** Start of SUPPLIED INFORMATION **

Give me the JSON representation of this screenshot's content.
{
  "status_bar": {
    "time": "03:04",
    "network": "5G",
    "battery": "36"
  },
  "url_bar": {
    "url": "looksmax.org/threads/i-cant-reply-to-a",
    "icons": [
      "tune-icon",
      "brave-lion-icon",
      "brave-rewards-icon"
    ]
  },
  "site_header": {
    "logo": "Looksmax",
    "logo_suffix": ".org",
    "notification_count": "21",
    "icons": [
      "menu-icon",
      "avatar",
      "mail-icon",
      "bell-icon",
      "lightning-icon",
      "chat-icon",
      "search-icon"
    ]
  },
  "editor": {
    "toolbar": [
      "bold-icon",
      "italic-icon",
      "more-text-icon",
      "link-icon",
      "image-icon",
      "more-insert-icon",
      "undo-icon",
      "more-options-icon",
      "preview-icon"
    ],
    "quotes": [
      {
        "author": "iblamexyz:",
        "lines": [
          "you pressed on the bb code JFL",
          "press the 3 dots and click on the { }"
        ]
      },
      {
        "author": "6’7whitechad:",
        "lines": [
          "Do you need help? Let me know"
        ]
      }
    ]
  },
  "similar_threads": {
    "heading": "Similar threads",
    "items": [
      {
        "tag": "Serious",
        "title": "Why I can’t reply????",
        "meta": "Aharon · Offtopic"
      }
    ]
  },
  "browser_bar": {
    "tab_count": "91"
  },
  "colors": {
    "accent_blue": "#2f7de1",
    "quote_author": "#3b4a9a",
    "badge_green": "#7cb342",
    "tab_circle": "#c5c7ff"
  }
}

** End of SUPPLIED INFORMATION **

■ TASK OBJECTIVE: Set down the material above again, word for word.

■ TASK RESULT:
Give me the JSON representation of this screenshot's content.
{
  "status_bar": {
    "time": "03:04",
    "network": "5G",
    "battery": "36"
  },
  "url_bar": {
    "url": "looksmax.org/threads/i-cant-reply-to-a",
    "icons": [
      "tune-icon",
      "brave-lion-icon",
      "brave-rewards-icon"
    ]
  },
  "site_header": {
    "logo": "Looksmax",
    "logo_suffix": ".org",
    "notification_count": "21",
    "icons": [
      "menu-icon",
      "avatar",
      "mail-icon",
      "bell-icon",
      "lightning-icon",
      "chat-icon",
      "search-icon"
    ]
  },
  "editor": {
    "toolbar": [
      "bold-icon",
      "italic-icon",
      "more-text-icon",
      "link-icon",
      "image-icon",
      "more-insert-icon",
      "undo-icon",
      "more-options-icon",
      "preview-icon"
    ],
    "quotes": [
      {
        "author": "iblamexyz:",
        "lines": [
          "you pressed on the bb code JFL",
          "press the 3 dots and click on the { }"
        ]
      },
      {
        "author": "6’7whitechad:",
        "lines": [
          "Do you need help? Let me know"
        ]
      }
    ]
  },
  "similar_threads": {
    "heading": "Similar threads",
    "items": [
      {
        "tag": "Serious",
        "title": "Why I can’t reply????",
        "meta": "Aharon · Offtopic"
      }
    ]
  },
  "browser_bar": {
    "tab_count": "91"
  },
  "colors": {
    "accent_blue": "#2f7de1",
    "quote_author": "#3b4a9a",
    "badge_green": "#7cb342",
    "tab_circle": "#c5c7ff"
  }
}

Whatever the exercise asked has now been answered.